═════ Task data ═════
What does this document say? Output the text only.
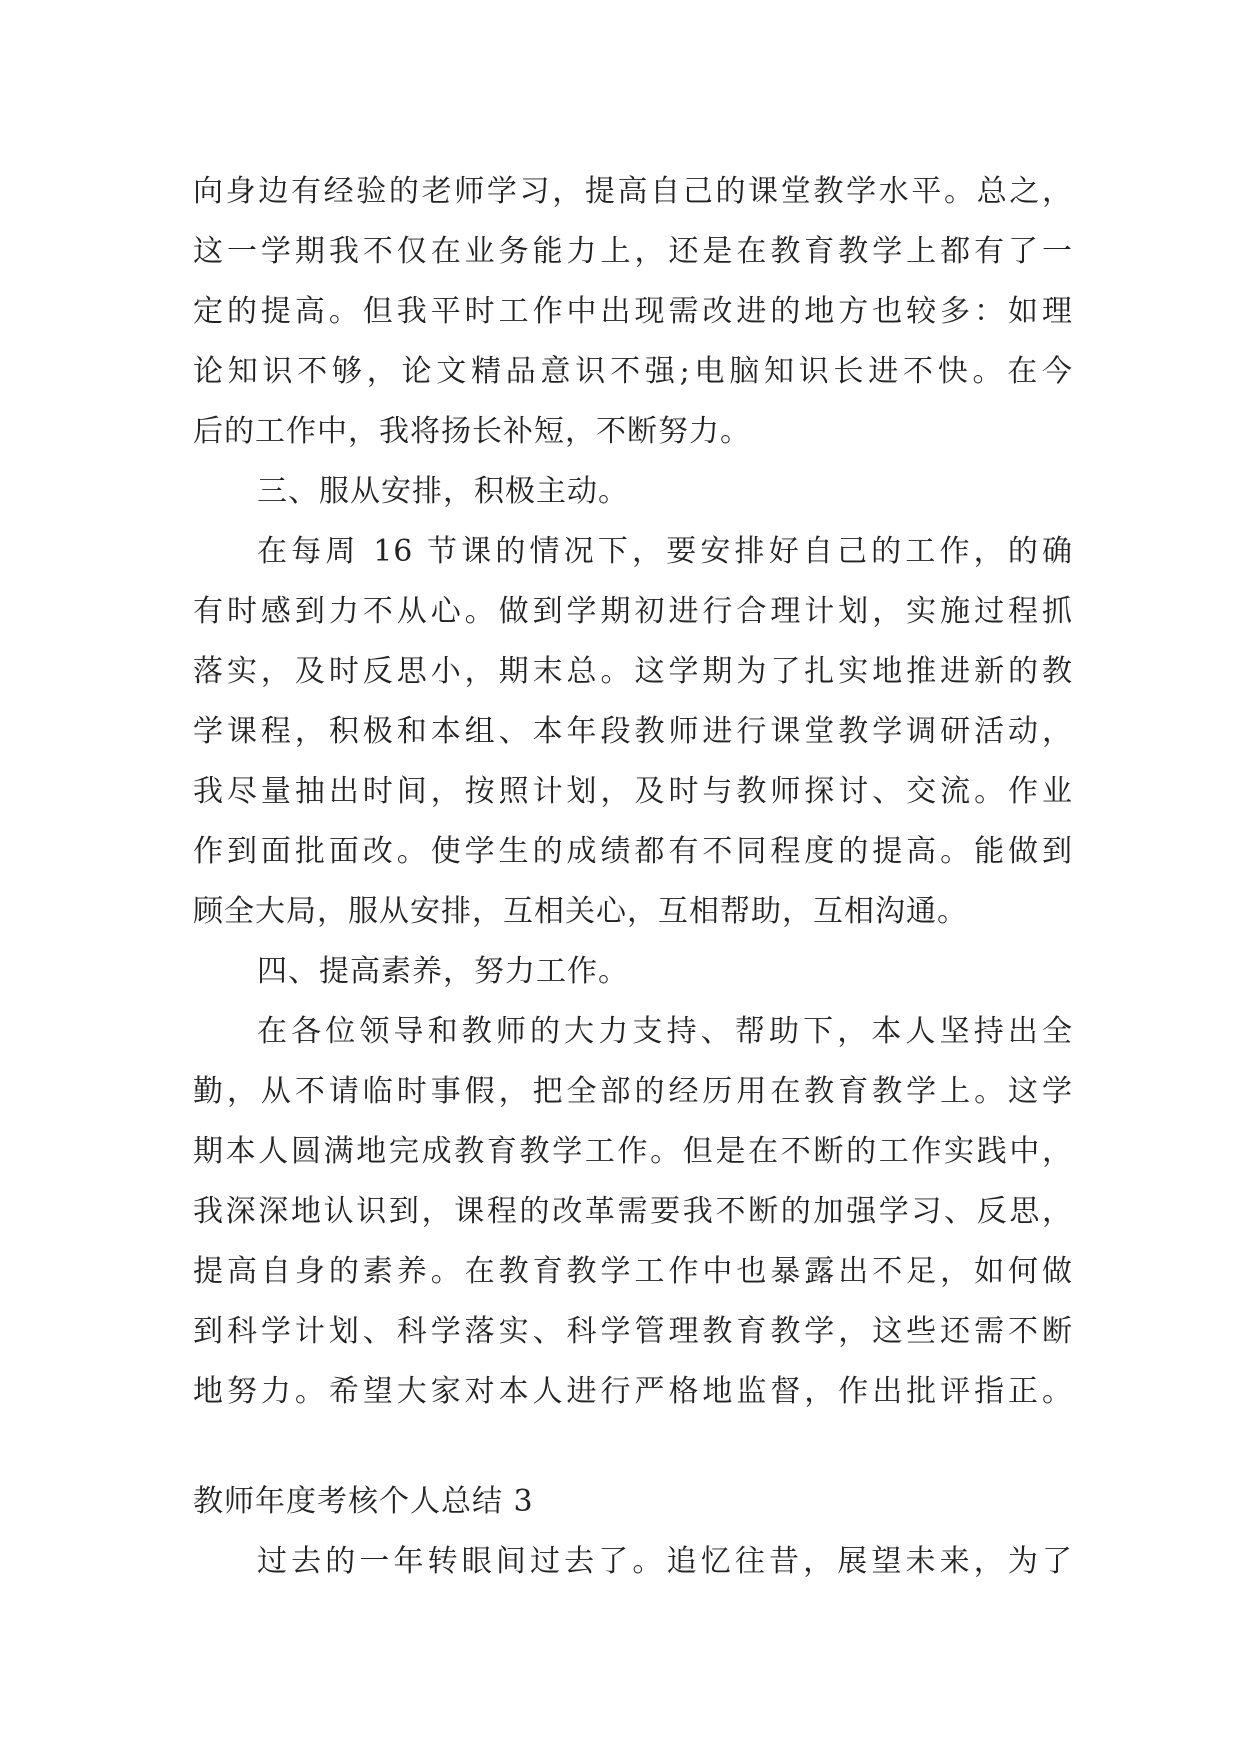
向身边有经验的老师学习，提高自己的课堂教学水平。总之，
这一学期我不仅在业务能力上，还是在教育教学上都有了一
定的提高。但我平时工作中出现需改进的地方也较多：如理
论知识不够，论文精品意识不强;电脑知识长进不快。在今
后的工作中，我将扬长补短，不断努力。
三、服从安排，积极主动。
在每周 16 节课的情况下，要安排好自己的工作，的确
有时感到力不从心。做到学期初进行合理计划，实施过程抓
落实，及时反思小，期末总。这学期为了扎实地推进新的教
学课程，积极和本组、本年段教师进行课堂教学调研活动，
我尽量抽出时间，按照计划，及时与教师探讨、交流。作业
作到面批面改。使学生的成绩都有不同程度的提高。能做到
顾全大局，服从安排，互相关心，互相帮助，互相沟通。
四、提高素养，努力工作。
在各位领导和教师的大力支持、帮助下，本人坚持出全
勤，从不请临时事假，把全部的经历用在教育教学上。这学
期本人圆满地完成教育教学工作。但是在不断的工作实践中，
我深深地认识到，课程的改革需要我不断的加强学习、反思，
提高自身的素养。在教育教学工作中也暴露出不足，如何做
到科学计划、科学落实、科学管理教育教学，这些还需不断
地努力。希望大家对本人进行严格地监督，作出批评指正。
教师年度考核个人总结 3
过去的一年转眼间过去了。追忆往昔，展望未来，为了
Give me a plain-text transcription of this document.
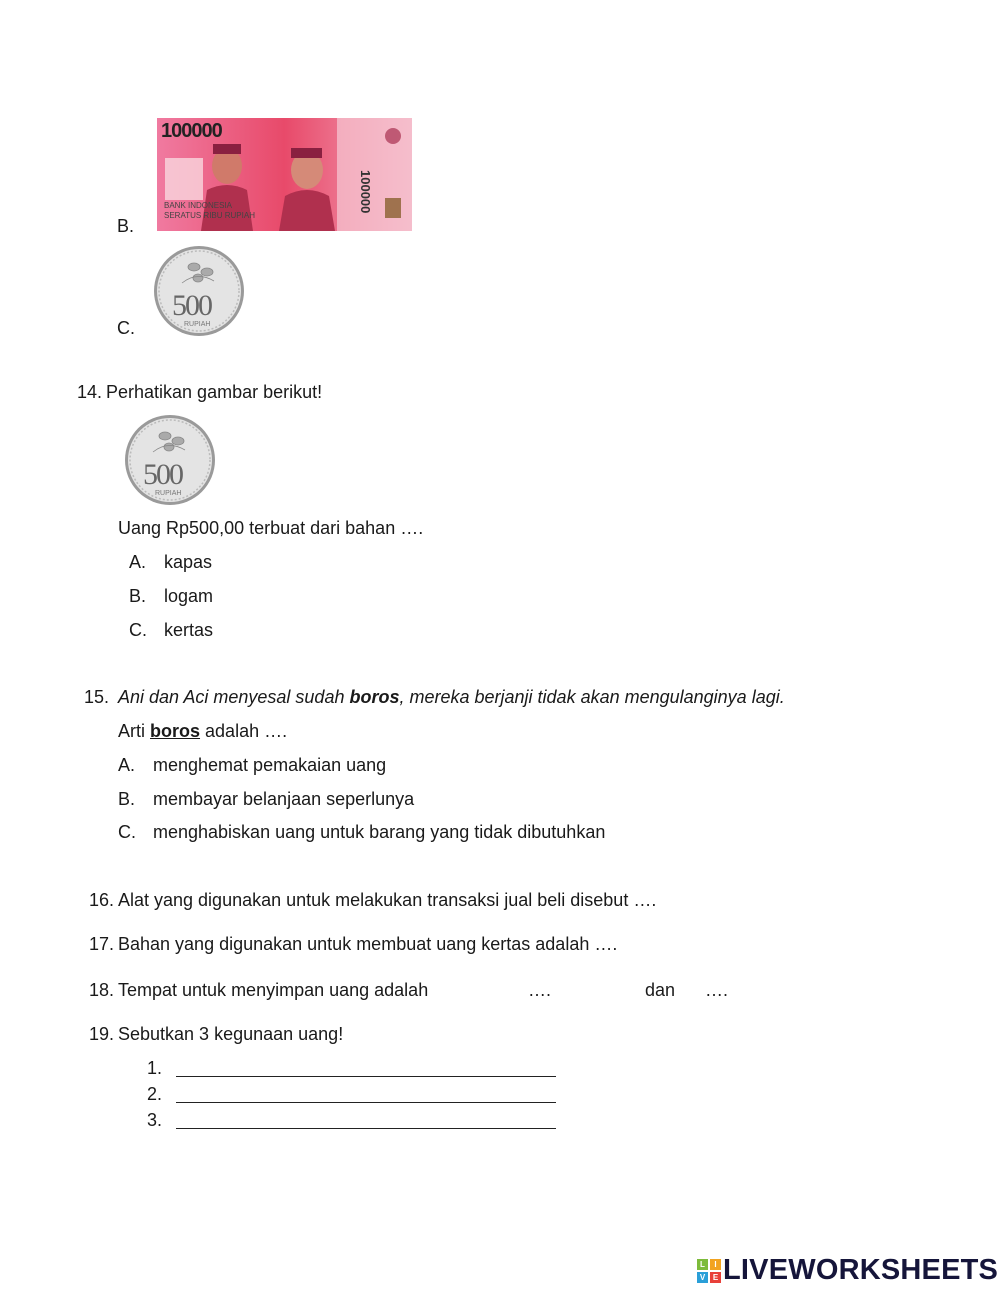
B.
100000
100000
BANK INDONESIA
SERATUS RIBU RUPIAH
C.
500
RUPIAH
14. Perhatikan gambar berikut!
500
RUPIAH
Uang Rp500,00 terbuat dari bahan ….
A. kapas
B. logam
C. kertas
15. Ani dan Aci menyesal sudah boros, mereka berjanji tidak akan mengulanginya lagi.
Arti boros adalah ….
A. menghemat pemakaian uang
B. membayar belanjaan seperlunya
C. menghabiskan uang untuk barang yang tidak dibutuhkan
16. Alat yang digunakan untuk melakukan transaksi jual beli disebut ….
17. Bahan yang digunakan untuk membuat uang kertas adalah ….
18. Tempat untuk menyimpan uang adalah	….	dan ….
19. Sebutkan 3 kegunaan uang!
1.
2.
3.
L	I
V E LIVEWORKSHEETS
═════
**Stated task**
Pull out all lines in the data above that include "adalah".

**Correct response**
Arti boros adalah ….
17. Bahan yang digunakan untuk membuat uang kertas adalah ….
18. Tempat untuk menyimpan uang adalah	….	dan ….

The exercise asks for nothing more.